┌─ SOURCE PASSAGE
Or if you prefer the surf.  Talk about relaxing...


----------



## SharkHunter (Oct 1, 2002)

Nice picture sandy. Let me know when you're coming down to 3Rs or the inlet in July.

Shark


----------



## BigJeff823 (Oct 14, 2002)

I prefer the Deleware Bayside shoreline;I'll be down there in 3 hours.I'll let you know whats going on.I hope they have minnows over there almost every bait store in Maryland is out of Bullminnows.


----------



## inawe (May 24, 2003)

nice pix sandcrab that looks relaxn


----------



## Sandcrab (Mar 20, 2002)

Should be making a trip to the Delaware coast real soon. Got all moved into the new house, next week I will retire from the military, and I don't start my new job in DC until the 4th of August. This leaves me a couple of weeks of "Honey-Do's" and FISHING.


----------



## BigJeff823 (Oct 14, 2002)
└─
> _SET EXERCISE A_:
In the forum thread, which state does BigJeff823 say has almost every bait store out of Bullminnows?
The forum thread and the entries that follow it are separate, unrelated material.
┌─ SUPPLIED RECORDS
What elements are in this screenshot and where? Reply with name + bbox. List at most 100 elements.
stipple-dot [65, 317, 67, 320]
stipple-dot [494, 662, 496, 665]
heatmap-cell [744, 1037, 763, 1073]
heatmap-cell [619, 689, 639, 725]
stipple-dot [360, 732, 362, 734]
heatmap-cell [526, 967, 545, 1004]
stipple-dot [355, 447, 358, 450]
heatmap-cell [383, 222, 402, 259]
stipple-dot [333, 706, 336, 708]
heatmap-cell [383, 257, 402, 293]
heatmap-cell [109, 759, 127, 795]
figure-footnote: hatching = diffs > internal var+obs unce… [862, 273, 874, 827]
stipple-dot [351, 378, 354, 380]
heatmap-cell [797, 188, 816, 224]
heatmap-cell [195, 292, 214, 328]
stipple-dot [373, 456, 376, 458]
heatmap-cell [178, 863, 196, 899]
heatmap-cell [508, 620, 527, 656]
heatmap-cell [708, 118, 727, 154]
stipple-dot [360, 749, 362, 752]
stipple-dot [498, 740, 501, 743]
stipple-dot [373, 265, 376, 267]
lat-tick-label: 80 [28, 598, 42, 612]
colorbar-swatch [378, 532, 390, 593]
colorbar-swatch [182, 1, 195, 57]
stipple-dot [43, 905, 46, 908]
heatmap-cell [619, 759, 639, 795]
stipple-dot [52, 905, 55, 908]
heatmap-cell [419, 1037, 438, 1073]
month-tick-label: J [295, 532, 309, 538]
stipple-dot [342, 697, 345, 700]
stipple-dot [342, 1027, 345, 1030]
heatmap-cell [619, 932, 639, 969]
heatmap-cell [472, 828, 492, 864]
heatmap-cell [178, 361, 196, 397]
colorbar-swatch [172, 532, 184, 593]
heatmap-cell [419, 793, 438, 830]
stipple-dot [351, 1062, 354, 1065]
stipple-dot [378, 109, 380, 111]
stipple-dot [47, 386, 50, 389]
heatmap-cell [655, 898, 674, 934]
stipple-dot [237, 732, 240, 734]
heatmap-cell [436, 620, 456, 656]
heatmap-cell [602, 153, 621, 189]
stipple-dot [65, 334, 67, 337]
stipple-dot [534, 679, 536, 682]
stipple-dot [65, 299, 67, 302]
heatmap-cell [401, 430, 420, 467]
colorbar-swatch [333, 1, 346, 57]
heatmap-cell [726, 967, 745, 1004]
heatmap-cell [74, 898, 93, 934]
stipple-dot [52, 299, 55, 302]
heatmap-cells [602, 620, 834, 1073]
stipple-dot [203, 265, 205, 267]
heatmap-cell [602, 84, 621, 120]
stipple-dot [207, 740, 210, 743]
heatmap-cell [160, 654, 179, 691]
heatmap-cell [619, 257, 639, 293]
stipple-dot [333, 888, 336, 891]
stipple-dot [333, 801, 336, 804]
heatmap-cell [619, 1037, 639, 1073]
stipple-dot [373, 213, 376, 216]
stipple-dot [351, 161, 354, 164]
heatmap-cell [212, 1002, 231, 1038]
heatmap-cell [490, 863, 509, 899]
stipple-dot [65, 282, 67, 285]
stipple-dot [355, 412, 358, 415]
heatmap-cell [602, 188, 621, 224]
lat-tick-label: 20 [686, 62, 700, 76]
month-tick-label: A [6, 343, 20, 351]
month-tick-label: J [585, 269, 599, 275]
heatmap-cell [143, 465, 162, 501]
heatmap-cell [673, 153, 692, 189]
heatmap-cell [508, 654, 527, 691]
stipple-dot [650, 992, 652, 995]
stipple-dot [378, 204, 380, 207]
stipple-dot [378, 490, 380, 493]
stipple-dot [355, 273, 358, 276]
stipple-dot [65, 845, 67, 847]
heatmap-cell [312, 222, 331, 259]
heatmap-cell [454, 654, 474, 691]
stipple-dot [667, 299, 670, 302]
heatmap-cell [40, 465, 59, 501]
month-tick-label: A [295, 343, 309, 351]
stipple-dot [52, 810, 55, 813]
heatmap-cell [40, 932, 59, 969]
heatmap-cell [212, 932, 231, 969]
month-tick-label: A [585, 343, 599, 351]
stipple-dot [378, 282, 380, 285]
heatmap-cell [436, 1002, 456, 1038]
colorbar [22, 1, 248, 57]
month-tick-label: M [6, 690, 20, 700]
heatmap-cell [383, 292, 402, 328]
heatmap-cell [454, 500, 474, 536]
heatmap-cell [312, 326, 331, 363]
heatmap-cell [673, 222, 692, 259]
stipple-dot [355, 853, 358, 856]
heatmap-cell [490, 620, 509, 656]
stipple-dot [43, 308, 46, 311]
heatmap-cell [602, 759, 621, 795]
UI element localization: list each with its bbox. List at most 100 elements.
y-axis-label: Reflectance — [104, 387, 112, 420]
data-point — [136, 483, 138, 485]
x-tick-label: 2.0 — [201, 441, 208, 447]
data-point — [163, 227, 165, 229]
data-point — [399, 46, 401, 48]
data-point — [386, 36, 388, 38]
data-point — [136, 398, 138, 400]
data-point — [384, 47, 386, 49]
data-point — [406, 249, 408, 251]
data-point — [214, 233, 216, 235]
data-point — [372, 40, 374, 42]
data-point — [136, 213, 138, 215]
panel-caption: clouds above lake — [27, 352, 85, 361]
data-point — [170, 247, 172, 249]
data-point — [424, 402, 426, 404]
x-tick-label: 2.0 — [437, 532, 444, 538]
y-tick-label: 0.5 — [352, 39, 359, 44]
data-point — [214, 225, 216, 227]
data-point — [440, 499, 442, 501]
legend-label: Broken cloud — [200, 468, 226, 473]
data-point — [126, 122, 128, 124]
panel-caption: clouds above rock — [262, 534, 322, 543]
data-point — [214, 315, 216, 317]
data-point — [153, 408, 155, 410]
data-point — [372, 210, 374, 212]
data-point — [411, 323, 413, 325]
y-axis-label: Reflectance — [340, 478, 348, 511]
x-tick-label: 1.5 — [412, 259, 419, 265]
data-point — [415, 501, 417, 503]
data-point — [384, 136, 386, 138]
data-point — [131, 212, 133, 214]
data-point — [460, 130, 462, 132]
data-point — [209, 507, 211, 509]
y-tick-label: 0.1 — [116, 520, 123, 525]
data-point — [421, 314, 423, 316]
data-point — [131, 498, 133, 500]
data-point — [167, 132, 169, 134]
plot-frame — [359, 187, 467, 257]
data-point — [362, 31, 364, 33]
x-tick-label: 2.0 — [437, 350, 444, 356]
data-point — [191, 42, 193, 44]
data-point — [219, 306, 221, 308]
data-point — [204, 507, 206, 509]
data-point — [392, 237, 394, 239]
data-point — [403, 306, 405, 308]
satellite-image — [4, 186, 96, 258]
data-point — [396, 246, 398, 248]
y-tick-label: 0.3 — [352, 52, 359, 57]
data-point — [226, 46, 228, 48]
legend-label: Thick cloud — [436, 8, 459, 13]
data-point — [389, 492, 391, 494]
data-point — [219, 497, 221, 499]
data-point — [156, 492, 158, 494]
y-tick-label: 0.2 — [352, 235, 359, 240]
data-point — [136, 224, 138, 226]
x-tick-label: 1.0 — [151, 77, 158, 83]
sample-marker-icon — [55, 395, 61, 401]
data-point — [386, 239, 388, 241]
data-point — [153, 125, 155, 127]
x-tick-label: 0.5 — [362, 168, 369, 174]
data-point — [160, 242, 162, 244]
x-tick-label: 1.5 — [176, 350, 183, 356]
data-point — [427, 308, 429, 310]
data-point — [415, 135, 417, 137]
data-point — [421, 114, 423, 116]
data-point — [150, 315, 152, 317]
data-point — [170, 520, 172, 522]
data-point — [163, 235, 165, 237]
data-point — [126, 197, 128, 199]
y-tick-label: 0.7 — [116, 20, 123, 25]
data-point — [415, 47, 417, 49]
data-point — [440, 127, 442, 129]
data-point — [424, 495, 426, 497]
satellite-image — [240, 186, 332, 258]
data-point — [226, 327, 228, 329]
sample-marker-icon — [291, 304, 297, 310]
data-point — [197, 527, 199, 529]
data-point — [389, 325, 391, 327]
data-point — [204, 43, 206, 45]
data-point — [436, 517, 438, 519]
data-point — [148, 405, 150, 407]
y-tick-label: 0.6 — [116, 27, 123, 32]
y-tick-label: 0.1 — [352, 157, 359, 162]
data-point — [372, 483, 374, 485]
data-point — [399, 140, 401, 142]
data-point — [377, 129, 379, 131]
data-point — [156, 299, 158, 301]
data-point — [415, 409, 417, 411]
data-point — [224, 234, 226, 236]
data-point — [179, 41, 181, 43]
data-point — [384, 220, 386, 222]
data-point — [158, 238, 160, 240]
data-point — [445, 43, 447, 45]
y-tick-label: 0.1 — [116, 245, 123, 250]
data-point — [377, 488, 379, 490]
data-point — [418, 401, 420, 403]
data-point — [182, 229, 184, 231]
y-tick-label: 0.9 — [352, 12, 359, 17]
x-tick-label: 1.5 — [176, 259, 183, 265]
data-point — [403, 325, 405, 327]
└─
> _SET EXERCISE B_:
Please recast the entries as a JSON list of strings, one string per line with blank lines left out, starting with the first line of the entries and going on through the line containing "heatmap-cell [109, 759, 127, 795]", with both ends included.

> _TASK SOLUTION A_:
Maryland

> _TASK SOLUTION B_:
[
  "What elements are in this screenshot and where? Reply with name + bbox. List at most 100 elements.",
  "stipple-dot [65, 317, 67, 320]",
  "stipple-dot [494, 662, 496, 665]",
  "heatmap-cell [744, 1037, 763, 1073]",
  "heatmap-cell [619, 689, 639, 725]",
  "stipple-dot [360, 732, 362, 734]",
  "heatmap-cell [526, 967, 545, 1004]",
  "stipple-dot [355, 447, 358, 450]",
  "heatmap-cell [383, 222, 402, 259]",
  "stipple-dot [333, 706, 336, 708]",
  "heatmap-cell [383, 257, 402, 293]",
  "heatmap-cell [109, 759, 127, 795]"
]